Intense research has been recently focused on ionic materials as potential molecule-based ferroelectrics or piezoelectrics. The most spectacular examples of such type of compounds appeared to be simple organic derivatives of diisopropylammonium chloride¹⁸ (DIPAC) and diisopropylammonium bromide (DIPAB),^19,20 both characterized by the highest Curie temperature (T_c) among organic ferroelectrics. DIPAB has the highest known spontaneous polarization P_s = 23 μC cm⁻² among polar materials. Following the discovery of the diisopropylammonium ferroelectrics, it seems obvious that searching for new polar compounds was extended to an iodide analog, [i-(C₃H₇)₂NH₂⁺][I⁻], (DIPAI) whose dielectric response resembles those obtained for chloride or bromide analogs. The DIPAI crystals are isomorphic at room temperature to DIPAB-1P and DIPAC analogues (more in the ESI, Table S1†).^21,22 They adopt the orthorhombic, chiral P2₁2₁2₁ space group with one halogen and one i-(C₃H₇)₂NH₂⁺ ion in the asymmetric unit. The supramolecular structure of these simple ionic salts is built of hydrogen-bonded i-(C₃H₇)₂NH₂⁺ groups with halogen anions forming chains propagating along the a_ortho direction, Fig. 1(a) and (b). The phase situation of DIPAI at high temperatures differs substantially for those encountered for DIPAB and DIPAC^18–20 because the ferroelectric phase does not occur, although some signatures of a ferroelectric phase transition are detected in dielectric permittivity measurements. By heating (up to about 430 K) the DIPAI crystals undergo complex structural rearrangements at 376 K/364 K (heating/cooling scan) – Fig. 2(a) and similarly to the prior diisopropylammonium compounds, shows also a high thermal stability (see Fig. S1†).

» **Information shown**:
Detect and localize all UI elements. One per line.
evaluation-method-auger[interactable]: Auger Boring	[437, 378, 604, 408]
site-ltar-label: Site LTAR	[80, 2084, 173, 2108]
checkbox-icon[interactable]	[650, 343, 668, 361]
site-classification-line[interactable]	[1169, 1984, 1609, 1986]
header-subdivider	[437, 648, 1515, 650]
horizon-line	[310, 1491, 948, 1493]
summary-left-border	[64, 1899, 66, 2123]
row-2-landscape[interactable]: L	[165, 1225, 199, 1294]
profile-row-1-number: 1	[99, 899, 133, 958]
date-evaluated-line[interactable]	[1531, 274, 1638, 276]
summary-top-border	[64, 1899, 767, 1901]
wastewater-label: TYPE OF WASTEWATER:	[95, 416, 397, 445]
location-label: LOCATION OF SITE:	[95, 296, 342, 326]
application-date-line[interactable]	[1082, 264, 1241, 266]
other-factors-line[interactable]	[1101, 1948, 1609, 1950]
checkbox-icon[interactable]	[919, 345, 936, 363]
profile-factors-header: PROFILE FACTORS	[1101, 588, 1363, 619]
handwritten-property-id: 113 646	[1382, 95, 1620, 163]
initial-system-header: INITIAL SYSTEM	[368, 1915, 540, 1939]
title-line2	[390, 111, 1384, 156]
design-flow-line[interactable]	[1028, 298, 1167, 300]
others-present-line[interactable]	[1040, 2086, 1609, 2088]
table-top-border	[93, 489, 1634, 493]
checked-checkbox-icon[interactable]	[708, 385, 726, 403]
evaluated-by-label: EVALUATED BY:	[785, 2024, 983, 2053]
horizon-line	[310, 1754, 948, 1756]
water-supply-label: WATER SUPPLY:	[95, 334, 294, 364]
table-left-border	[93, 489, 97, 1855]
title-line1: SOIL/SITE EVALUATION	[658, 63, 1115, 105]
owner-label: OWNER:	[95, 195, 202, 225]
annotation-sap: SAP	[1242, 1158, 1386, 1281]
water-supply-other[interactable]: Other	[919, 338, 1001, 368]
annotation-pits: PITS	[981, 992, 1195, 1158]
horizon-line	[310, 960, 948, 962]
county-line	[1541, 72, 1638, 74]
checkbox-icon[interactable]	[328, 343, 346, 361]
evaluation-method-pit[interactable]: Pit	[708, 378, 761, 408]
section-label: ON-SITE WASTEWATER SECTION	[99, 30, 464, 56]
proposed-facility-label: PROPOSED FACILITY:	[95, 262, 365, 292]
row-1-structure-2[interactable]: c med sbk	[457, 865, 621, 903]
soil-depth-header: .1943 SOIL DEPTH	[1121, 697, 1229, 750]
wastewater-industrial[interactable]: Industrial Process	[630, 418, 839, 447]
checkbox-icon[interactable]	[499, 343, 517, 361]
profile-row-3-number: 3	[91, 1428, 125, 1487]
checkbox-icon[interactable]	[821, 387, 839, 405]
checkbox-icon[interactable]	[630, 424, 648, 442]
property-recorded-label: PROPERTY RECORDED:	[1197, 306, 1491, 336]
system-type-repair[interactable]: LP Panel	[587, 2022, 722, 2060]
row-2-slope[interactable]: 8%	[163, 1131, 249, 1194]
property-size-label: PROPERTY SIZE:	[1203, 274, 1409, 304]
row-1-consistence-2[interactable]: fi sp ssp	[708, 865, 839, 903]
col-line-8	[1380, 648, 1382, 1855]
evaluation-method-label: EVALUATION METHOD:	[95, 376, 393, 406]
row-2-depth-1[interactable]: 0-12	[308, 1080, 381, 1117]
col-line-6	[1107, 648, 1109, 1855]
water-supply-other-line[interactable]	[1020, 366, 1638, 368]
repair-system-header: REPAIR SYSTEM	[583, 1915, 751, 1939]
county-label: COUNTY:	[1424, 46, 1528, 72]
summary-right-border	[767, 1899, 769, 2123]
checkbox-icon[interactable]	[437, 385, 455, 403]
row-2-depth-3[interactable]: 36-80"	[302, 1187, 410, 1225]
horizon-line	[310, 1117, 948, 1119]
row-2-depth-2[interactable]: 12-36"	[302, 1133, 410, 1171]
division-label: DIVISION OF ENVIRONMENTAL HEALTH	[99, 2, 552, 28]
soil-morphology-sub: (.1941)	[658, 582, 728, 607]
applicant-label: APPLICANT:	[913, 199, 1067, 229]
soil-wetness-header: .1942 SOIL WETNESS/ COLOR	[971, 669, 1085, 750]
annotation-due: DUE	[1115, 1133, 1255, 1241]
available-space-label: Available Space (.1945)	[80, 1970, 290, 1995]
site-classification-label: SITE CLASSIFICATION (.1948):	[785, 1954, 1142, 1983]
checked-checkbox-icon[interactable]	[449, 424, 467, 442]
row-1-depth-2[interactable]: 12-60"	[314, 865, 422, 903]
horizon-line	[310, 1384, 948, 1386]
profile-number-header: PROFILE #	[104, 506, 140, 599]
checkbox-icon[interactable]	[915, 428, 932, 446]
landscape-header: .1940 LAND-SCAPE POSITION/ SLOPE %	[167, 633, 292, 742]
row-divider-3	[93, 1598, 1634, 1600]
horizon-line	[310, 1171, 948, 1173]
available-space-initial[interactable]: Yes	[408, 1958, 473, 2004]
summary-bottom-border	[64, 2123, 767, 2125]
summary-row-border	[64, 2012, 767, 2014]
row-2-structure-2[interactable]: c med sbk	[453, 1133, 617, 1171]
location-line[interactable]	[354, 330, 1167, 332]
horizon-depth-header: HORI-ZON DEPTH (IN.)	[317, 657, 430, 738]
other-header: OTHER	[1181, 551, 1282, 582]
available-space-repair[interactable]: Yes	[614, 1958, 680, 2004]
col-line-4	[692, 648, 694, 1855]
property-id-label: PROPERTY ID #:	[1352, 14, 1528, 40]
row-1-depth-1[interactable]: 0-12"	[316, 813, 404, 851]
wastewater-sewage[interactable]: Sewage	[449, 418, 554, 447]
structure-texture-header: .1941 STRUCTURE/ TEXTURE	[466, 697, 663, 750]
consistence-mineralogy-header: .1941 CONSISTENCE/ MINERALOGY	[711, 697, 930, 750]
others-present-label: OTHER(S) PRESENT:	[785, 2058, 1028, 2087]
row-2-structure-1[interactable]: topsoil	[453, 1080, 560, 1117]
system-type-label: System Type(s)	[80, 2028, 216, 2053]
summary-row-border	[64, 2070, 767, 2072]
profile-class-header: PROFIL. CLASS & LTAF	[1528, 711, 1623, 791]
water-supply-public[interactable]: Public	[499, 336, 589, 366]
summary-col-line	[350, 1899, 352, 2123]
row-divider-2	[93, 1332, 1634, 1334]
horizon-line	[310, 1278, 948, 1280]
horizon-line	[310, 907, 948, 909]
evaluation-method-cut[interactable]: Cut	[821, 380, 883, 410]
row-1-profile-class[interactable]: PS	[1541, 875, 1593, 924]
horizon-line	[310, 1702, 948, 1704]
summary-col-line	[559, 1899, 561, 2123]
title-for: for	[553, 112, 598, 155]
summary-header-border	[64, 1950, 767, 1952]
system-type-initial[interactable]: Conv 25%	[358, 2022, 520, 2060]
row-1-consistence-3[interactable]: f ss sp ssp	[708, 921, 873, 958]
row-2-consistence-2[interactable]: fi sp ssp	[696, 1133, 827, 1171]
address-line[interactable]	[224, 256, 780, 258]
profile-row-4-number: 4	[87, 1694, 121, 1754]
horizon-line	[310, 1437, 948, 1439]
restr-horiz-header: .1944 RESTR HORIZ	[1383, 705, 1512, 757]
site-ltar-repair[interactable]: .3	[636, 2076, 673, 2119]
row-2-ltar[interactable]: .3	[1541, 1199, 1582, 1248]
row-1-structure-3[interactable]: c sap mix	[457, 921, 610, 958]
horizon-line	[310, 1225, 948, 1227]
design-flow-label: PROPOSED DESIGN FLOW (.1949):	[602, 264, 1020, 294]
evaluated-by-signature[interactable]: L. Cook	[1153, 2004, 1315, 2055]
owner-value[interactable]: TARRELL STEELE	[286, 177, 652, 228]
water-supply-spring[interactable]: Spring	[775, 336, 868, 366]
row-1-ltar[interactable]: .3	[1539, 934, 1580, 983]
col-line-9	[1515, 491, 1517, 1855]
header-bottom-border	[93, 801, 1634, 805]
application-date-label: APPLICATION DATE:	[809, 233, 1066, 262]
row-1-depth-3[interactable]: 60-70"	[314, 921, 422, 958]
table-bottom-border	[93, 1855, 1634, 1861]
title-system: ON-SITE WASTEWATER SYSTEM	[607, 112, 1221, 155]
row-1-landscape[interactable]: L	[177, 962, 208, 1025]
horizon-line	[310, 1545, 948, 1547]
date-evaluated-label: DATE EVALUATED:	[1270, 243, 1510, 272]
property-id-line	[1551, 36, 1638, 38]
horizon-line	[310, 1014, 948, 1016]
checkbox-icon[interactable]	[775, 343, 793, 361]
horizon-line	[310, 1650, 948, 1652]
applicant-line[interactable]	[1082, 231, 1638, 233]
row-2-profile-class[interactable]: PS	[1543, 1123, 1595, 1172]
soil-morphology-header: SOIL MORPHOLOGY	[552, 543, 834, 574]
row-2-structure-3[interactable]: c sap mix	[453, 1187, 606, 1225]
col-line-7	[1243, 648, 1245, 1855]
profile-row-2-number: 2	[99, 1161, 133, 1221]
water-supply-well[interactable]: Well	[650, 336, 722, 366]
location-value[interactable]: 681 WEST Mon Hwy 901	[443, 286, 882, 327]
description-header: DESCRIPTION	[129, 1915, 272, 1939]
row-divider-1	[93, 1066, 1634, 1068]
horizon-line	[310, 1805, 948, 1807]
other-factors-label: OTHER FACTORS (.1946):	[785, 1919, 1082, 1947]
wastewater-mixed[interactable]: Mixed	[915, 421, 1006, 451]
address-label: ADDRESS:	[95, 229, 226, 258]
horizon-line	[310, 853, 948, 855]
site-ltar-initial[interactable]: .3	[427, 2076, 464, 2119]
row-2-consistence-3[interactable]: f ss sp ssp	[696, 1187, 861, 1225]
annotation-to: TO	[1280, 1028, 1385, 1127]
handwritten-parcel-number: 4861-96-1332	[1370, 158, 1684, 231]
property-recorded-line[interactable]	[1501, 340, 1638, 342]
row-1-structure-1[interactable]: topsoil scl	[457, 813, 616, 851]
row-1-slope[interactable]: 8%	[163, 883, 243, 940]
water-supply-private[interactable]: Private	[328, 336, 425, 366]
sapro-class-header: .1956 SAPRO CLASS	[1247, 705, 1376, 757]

» **What the task asks**:
Write the next part of the passage on diisopropylammonium halide ferroelectrics, picking up after its last sentence. You won't need the entries for this.

» **Output for this exercise**:
Fig. 1 The crystal structure of DIPAI projected along the a_ortho = b_mono direction at (a) 295 K, phase III; (c) 405 K, phase I. The orthorhombic unit cell may be transformed to monoclinic using (0 0.5 −0.5 −1 0 0 0 0.5 0.5) rotation matrix and (0.25 0 0.25) translation vector; (b) hydrogen bonds in orthorhombic phase III, T = 295 K; (d) hydrogen bonds in the high-temperature phase I, T = 405 K; split positions are occupied with 50% probability. The chains propagate along the a_ortho = b_mono direction. In phase III the H-bonds have similar strength; in I, the in-plane bonds are stronger.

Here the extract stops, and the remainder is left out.